**DIRECTIONS**
Your task is to output the data exactly as it stands.

**Data extracted from a collection**
****

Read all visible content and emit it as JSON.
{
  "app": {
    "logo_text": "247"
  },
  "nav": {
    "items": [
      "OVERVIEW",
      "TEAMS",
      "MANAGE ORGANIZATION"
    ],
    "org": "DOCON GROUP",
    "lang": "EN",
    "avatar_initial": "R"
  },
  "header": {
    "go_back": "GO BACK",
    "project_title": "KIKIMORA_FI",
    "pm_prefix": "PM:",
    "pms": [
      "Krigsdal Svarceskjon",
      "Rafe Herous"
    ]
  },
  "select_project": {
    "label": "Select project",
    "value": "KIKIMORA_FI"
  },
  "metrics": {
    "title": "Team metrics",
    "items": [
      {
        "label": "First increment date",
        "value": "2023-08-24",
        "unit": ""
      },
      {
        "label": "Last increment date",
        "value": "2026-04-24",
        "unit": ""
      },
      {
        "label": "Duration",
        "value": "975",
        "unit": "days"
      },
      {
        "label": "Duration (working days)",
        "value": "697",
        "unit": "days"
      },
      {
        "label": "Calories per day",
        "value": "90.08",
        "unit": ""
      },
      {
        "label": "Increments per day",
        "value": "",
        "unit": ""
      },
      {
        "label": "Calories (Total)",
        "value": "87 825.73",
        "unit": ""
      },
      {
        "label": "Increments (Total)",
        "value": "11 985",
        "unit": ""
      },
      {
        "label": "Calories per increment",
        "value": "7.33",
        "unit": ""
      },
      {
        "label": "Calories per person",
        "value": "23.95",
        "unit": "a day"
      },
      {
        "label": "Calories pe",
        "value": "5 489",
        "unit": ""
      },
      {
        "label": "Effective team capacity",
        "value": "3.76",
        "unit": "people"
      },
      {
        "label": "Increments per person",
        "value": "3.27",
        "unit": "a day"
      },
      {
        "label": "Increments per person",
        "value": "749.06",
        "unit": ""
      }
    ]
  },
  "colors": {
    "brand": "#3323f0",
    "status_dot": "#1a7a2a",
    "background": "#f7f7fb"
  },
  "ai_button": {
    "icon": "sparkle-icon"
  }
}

****

**ANSWER TO THE PROBLEM**
Read all visible content and emit it as JSON.
{
  "app": {
    "logo_text": "247"
  },
  "nav": {
    "items": [
      "OVERVIEW",
      "TEAMS",
      "MANAGE ORGANIZATION"
    ],
    "org": "DOCON GROUP",
    "lang": "EN",
    "avatar_initial": "R"
  },
  "header": {
    "go_back": "GO BACK",
    "project_title": "KIKIMORA_FI",
    "pm_prefix": "PM:",
    "pms": [
      "Krigsdal Svarceskjon",
      "Rafe Herous"
    ]
  },
  "select_project": {
    "label": "Select project",
    "value": "KIKIMORA_FI"
  },
  "metrics": {
    "title": "Team metrics",
    "items": [
      {
        "label": "First increment date",
        "value": "2023-08-24",
        "unit": ""
      },
      {
        "label": "Last increment date",
        "value": "2026-04-24",
        "unit": ""
      },
      {
        "label": "Duration",
        "value": "975",
        "unit": "days"
      },
      {
        "label": "Duration (working days)",
        "value": "697",
        "unit": "days"
      },
      {
        "label": "Calories per day",
        "value": "90.08",
        "unit": ""
      },
      {
        "label": "Increments per day",
        "value": "",
        "unit": ""
      },
      {
        "label": "Calories (Total)",
        "value": "87 825.73",
        "unit": ""
      },
      {
        "label": "Increments (Total)",
        "value": "11 985",
        "unit": ""
      },
      {
        "label": "Calories per increment",
        "value": "7.33",
        "unit": ""
      },
      {
        "label": "Calories per person",
        "value": "23.95",
        "unit": "a day"
      },
      {
        "label": "Calories pe",
        "value": "5 489",
        "unit": ""
      },
      {
        "label": "Effective team capacity",
        "value": "3.76",
        "unit": "people"
      },
      {
        "label": "Increments per person",
        "value": "3.27",
        "unit": "a day"
      },
      {
        "label": "Increments per person",
        "value": "749.06",
        "unit": ""
      }
    ]
  },
  "colors": {
    "brand": "#3323f0",
    "status_dot": "#1a7a2a",
    "background": "#f7f7fb"
  },
  "ai_button": {
    "icon": "sparkle-icon"
  }
}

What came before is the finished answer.